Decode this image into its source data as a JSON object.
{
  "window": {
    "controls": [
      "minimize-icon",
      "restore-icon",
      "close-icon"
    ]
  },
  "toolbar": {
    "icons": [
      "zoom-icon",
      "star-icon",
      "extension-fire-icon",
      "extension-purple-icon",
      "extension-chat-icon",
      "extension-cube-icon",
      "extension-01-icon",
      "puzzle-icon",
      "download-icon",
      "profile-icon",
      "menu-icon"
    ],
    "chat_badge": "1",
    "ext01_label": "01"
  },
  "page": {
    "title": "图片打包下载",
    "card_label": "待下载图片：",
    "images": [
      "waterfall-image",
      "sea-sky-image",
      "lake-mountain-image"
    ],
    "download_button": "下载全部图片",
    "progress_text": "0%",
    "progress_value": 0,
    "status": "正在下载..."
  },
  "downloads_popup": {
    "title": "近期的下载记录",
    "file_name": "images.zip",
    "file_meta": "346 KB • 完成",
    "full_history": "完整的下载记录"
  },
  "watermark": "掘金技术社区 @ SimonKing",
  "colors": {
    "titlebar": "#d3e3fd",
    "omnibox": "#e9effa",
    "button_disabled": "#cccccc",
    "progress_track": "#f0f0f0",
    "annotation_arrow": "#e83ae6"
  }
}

··········

## Short task
Every line of the data above should be reproduced word for word.

## Final answer
Decode this image into its source data as a JSON object.
{
  "window": {
    "controls": [
      "minimize-icon",
      "restore-icon",
      "close-icon"
    ]
  },
  "toolbar": {
    "icons": [
      "zoom-icon",
      "star-icon",
      "extension-fire-icon",
      "extension-purple-icon",
      "extension-chat-icon",
      "extension-cube-icon",
      "extension-01-icon",
      "puzzle-icon",
      "download-icon",
      "profile-icon",
      "menu-icon"
    ],
    "chat_badge": "1",
    "ext01_label": "01"
  },
  "page": {
    "title": "图片打包下载",
    "card_label": "待下载图片：",
    "images": [
      "waterfall-image",
      "sea-sky-image",
      "lake-mountain-image"
    ],
    "download_button": "下载全部图片",
    "progress_text": "0%",
    "progress_value": 0,
    "status": "正在下载..."
  },
  "downloads_popup": {
    "title": "近期的下载记录",
    "file_name": "images.zip",
    "file_meta": "346 KB • 完成",
    "full_history": "完整的下载记录"
  },
  "watermark": "掘金技术社区 @ SimonKing",
  "colors": {
    "titlebar": "#d3e3fd",
    "omnibox": "#e9effa",
    "button_disabled": "#cccccc",
    "progress_track": "#f0f0f0",
    "annotation_arrow": "#e83ae6"
  }
}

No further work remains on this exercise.